- [Exercise directions]: Search the material for the string "color", then return every line where it is found.

- [Records supplied]:
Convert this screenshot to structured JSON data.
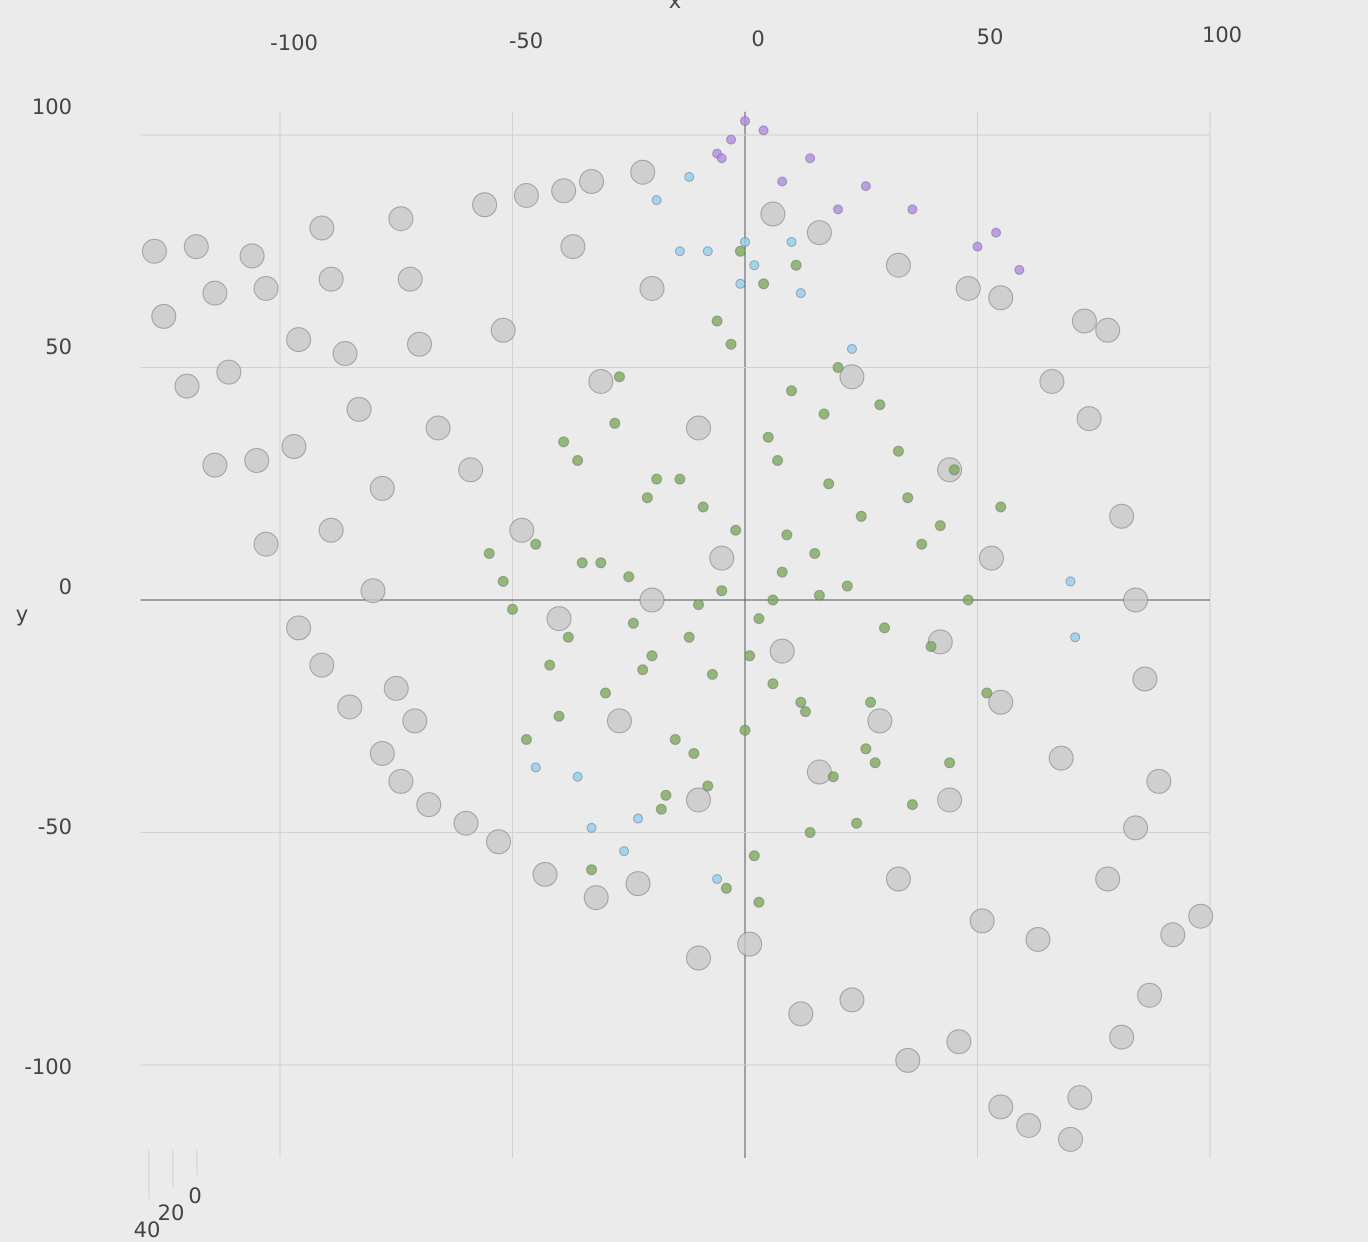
{
  "chart_data": {
    "type": "scatter3d",
    "x_label": "x",
    "y_label": "y",
    "xlim": [
      -130,
      100
    ],
    "ylim": [
      -120,
      105
    ],
    "xticks": [
      -100,
      -50,
      0,
      50,
      100
    ],
    "yticks": [
      -100,
      -50,
      0,
      50,
      100
    ],
    "zticks": [
      0,
      20,
      40
    ],
    "grid": true,
    "series": [
      {
        "color": "#c8c8c8",
        "size": 12,
        "x": [
          -127,
          -118,
          -125,
          -114,
          -120,
          -111,
          -103,
          -106,
          -91,
          -96,
          -105,
          -114,
          -97,
          -89,
          -86,
          -83,
          -74,
          -72,
          -70,
          -66,
          -78,
          -89,
          -103,
          -80,
          -96,
          -91,
          -85,
          -75,
          -78,
          -71,
          -74,
          -68,
          -60,
          -53,
          -43,
          -32,
          -23,
          -10,
          1,
          12,
          23,
          35,
          46,
          55,
          70,
          61,
          72,
          81,
          87,
          98,
          92,
          78,
          84,
          89,
          86,
          84,
          81,
          74,
          78,
          73,
          66,
          55,
          48,
          33,
          16,
          6,
          -22,
          -33,
          -39,
          -47,
          -56,
          -52,
          -37,
          -31,
          -20,
          -10,
          23,
          44,
          53,
          42,
          29,
          16,
          -10,
          -27,
          -40,
          -48,
          -59,
          -20,
          -5,
          8,
          33,
          51,
          63,
          68,
          55,
          44
        ],
        "y": [
          75,
          76,
          61,
          66,
          46,
          49,
          67,
          74,
          80,
          56,
          30,
          29,
          33,
          69,
          53,
          41,
          82,
          69,
          55,
          37,
          24,
          15,
          12,
          2,
          -6,
          -14,
          -23,
          -19,
          -33,
          -26,
          -39,
          -44,
          -48,
          -52,
          -59,
          -64,
          -61,
          -77,
          -74,
          -89,
          -86,
          -99,
          -95,
          -109,
          -116,
          -113,
          -107,
          -94,
          -85,
          -68,
          -72,
          -60,
          -49,
          -39,
          -17,
          0,
          18,
          39,
          58,
          60,
          47,
          65,
          67,
          72,
          79,
          83,
          92,
          90,
          88,
          87,
          85,
          58,
          76,
          47,
          67,
          37,
          48,
          28,
          9,
          -9,
          -26,
          -37,
          -43,
          -26,
          -4,
          15,
          28,
          0,
          9,
          -11,
          -60,
          -69,
          -73,
          -34,
          -22,
          -43
        ]
      },
      {
        "color": "#7cab5a",
        "size": 5,
        "x": [
          -5,
          3,
          8,
          -12,
          15,
          -20,
          22,
          -2,
          6,
          -9,
          12,
          -25,
          30,
          -35,
          40,
          -45,
          18,
          -15,
          5,
          -8,
          25,
          -30,
          35,
          -40,
          45,
          -50,
          10,
          -18,
          28,
          -28,
          2,
          -3,
          14,
          -6,
          20,
          -22,
          33,
          -38,
          48,
          -55,
          0,
          7,
          -11,
          17,
          -17,
          24,
          -27,
          38,
          -42,
          52,
          4,
          -4,
          11,
          -14,
          19,
          -24,
          29,
          -33,
          42,
          -47,
          1,
          9,
          -7,
          13,
          -19,
          26,
          -31,
          36,
          -39,
          55,
          6,
          -10,
          16,
          -21,
          27,
          -36,
          44,
          -52,
          3,
          -1
        ],
        "y": [
          2,
          -4,
          6,
          -8,
          10,
          -12,
          3,
          15,
          -18,
          20,
          -22,
          5,
          -6,
          8,
          -10,
          12,
          25,
          -30,
          35,
          -40,
          18,
          -20,
          22,
          -25,
          28,
          -2,
          45,
          -45,
          -35,
          38,
          -55,
          55,
          -50,
          60,
          50,
          -15,
          32,
          -8,
          0,
          10,
          -28,
          30,
          -33,
          40,
          -42,
          -48,
          48,
          12,
          -14,
          -20,
          68,
          -62,
          72,
          26,
          -38,
          -5,
          42,
          -58,
          16,
          -30,
          -12,
          14,
          -16,
          -24,
          26,
          -32,
          8,
          -44,
          34,
          20,
          0,
          -1,
          1,
          22,
          -22,
          30,
          -35,
          4,
          -65,
          75
        ]
      },
      {
        "color": "#8ecdf5",
        "size": 4.5,
        "x": [
          -12,
          -19,
          -14,
          -8,
          0,
          10,
          2,
          -1,
          12,
          23,
          70,
          71,
          -45,
          -36,
          -23,
          -33,
          -26,
          -6
        ],
        "y": [
          91,
          86,
          75,
          75,
          77,
          77,
          72,
          68,
          66,
          54,
          4,
          -8,
          -36,
          -38,
          -47,
          -49,
          -54,
          -60
        ]
      },
      {
        "color": "#b388e8",
        "size": 4.5,
        "x": [
          0,
          4,
          -3,
          -6,
          -5,
          14,
          8,
          26,
          20,
          36,
          54,
          50,
          59
        ],
        "y": [
          103,
          101,
          99,
          96,
          95,
          95,
          90,
          89,
          84,
          84,
          79,
          76,
          71
        ]
      }
    ]
  }
}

- [Reply]:
        "color": "#c8c8c8",
        "color": "#7cab5a",
        "color": "#8ecdf5",
        "color": "#b388e8",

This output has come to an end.